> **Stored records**
■ ■ ■ ■

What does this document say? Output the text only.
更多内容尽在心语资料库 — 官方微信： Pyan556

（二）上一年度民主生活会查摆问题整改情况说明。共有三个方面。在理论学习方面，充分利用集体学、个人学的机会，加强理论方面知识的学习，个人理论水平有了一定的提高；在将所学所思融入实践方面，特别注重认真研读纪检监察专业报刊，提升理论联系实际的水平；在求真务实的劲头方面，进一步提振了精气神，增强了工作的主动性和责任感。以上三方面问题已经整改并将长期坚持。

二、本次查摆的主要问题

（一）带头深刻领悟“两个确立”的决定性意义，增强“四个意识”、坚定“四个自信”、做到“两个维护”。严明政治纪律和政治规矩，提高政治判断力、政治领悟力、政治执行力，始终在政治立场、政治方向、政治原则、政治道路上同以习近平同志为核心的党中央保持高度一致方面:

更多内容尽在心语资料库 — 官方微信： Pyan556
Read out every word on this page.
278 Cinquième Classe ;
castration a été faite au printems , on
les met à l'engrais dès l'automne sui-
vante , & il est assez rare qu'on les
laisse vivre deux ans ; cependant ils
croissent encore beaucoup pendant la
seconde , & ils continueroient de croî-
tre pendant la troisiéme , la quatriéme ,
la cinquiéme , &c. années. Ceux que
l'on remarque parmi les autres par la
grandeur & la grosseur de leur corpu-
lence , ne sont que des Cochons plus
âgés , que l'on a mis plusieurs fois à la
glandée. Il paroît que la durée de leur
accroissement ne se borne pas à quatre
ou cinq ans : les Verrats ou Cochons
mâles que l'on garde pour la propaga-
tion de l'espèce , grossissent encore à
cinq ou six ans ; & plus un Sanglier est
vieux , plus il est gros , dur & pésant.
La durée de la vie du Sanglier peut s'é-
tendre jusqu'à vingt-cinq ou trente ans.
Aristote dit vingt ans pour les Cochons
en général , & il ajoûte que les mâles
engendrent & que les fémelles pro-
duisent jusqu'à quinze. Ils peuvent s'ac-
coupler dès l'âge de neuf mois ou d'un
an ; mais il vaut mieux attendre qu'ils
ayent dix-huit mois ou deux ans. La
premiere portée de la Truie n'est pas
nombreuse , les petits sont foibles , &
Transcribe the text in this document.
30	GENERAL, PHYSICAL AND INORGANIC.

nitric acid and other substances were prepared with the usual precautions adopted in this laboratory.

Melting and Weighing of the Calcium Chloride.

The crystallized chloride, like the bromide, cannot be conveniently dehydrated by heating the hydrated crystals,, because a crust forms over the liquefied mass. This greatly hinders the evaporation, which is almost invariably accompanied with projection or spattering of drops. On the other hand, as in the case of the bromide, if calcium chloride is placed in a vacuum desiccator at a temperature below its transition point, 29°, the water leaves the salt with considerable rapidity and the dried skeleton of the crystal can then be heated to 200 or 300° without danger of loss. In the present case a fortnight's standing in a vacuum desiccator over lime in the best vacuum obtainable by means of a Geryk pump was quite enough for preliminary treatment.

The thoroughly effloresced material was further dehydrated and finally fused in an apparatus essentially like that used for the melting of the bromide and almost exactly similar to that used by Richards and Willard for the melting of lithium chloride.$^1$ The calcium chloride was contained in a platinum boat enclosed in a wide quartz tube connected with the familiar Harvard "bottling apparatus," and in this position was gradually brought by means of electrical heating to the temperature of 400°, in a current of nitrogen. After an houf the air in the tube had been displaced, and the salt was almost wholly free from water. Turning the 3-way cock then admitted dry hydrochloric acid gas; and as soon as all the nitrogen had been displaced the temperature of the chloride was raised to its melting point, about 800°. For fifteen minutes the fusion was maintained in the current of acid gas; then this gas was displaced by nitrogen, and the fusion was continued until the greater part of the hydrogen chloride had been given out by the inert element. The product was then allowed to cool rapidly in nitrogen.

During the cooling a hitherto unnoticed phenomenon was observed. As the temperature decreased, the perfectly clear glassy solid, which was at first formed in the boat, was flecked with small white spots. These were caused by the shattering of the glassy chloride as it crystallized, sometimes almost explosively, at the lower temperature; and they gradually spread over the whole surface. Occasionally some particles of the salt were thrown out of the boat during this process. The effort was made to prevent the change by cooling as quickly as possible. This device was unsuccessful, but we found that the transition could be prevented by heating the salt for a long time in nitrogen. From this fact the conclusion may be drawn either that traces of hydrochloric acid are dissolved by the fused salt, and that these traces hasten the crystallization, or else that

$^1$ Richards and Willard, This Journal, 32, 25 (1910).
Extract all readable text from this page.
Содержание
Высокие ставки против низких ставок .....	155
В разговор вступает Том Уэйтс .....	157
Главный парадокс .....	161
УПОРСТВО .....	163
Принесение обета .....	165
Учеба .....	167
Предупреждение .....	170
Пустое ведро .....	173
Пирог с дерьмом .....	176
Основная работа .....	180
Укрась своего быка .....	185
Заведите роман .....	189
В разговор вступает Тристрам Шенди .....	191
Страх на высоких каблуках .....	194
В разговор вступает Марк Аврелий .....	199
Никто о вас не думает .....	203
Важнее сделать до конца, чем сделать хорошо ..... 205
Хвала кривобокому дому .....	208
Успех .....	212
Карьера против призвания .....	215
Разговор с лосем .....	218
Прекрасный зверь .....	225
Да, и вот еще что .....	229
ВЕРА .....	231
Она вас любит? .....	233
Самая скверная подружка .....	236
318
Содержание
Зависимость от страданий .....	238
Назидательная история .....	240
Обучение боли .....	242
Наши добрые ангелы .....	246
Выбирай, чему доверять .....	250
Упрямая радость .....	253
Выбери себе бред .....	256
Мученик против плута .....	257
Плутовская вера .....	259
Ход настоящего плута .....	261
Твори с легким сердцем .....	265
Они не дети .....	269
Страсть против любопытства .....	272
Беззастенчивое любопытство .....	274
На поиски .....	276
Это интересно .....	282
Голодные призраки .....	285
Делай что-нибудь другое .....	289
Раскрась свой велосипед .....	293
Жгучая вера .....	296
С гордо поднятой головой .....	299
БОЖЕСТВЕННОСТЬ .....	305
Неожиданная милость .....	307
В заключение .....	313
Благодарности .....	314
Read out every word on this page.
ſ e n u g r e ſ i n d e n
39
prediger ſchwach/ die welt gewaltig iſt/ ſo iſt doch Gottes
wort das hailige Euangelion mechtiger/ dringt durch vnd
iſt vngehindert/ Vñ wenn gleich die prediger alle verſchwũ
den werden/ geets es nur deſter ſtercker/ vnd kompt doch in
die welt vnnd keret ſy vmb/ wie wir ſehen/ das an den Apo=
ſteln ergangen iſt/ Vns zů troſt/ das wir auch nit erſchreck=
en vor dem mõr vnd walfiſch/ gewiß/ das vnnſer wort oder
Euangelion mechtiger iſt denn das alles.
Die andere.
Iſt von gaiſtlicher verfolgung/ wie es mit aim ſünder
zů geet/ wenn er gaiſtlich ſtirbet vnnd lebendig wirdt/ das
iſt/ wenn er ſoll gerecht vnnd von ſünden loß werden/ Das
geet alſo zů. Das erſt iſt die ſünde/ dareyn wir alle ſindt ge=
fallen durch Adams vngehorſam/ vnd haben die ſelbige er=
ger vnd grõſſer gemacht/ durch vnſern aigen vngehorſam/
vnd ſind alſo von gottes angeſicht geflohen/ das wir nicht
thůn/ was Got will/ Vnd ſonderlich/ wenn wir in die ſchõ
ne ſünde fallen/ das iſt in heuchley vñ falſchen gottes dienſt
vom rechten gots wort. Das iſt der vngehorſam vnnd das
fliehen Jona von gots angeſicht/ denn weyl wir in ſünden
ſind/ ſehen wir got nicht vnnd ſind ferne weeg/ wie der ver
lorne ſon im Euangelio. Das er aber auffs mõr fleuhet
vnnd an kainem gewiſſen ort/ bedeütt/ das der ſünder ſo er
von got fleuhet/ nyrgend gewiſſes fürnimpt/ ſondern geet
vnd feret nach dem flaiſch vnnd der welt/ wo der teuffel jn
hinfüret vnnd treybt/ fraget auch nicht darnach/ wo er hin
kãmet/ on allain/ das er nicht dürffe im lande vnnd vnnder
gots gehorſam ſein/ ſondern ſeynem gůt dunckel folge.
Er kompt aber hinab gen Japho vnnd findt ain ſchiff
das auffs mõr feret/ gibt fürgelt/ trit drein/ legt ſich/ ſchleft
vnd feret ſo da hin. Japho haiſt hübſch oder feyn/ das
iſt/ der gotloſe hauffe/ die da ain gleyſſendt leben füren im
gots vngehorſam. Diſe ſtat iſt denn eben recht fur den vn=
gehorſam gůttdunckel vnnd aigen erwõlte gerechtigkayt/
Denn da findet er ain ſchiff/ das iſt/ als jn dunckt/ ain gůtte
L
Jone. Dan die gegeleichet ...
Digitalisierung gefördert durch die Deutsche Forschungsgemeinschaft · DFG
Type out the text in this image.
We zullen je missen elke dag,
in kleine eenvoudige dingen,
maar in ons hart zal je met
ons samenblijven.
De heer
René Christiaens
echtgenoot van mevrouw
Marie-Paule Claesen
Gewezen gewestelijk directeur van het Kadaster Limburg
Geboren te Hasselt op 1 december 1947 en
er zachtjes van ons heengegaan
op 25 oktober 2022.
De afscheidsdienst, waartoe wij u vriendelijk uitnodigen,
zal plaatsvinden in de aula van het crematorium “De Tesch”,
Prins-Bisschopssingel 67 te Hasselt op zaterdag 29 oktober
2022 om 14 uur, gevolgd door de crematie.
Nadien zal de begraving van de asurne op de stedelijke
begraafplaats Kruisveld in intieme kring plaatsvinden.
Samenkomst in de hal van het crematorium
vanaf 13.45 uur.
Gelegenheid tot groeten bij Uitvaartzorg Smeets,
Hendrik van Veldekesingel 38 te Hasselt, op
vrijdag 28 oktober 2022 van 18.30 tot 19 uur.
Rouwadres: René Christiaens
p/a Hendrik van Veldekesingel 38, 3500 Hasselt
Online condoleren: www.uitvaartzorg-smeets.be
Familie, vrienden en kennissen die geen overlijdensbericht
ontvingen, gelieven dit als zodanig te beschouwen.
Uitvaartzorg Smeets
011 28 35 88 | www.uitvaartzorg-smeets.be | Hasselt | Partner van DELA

■ ■ ■ ■

> **PROBLEM DESCRIPTION**
Pick each line holding the word "text" out of the listing.

> **THE COMPLETED TASK**
What does this document say? Output the text only.
Transcribe the text in this document.
Extract all readable text from this page.
Type out the text in this image.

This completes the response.